**Problem requirements**
Which lines of the records contain the word "Daily"? Show each of them.
◇ ◇ ◇ ◇ ◇
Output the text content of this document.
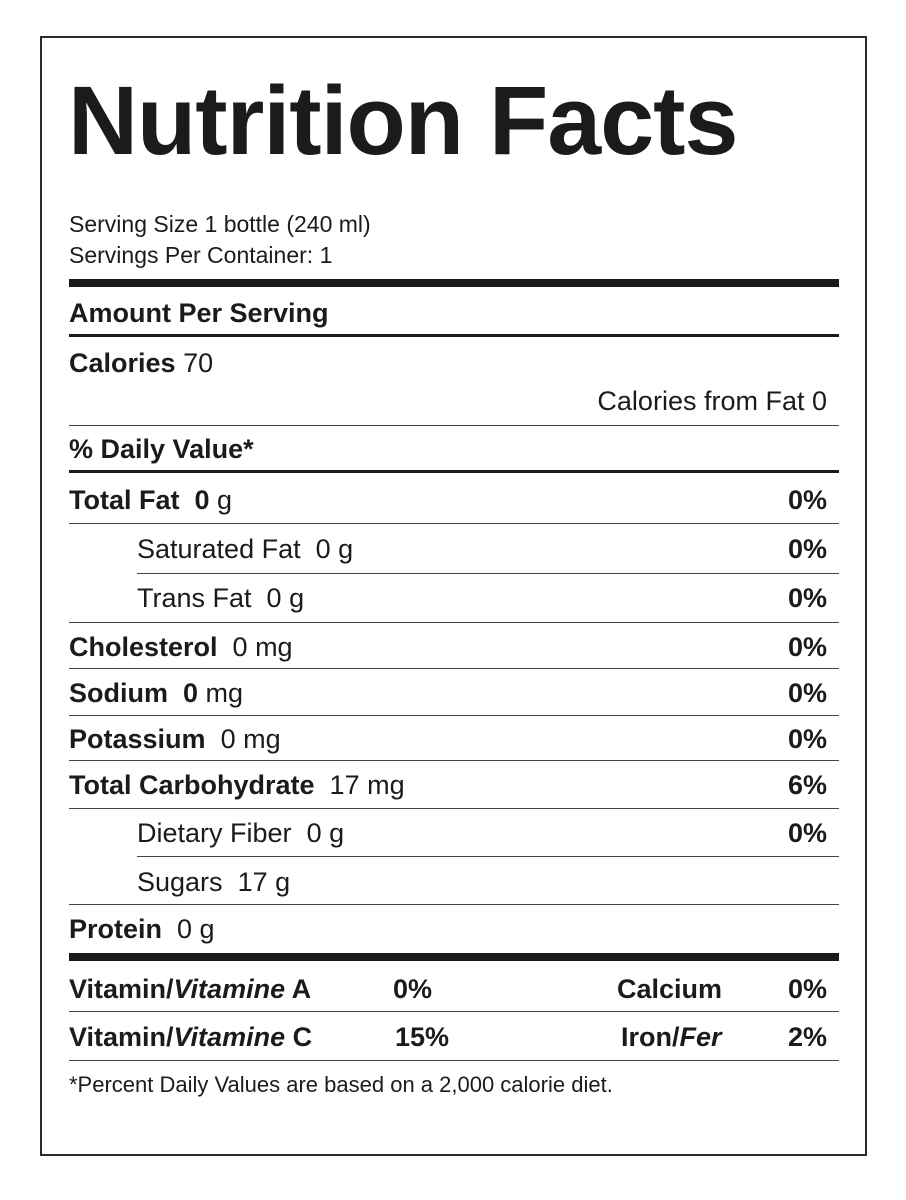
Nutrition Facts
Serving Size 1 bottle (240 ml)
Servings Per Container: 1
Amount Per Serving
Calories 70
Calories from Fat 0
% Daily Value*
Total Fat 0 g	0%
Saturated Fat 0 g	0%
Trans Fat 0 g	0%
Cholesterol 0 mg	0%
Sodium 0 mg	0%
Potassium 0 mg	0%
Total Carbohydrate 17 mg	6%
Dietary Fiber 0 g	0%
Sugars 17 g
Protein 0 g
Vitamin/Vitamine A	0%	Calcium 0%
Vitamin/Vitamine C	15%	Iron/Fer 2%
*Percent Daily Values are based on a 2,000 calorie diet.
◇ ◇ ◇ ◇ ◇
**Answer to this problem**
% Daily Value*
*Percent Daily Values are based on a 2,000 calorie diet.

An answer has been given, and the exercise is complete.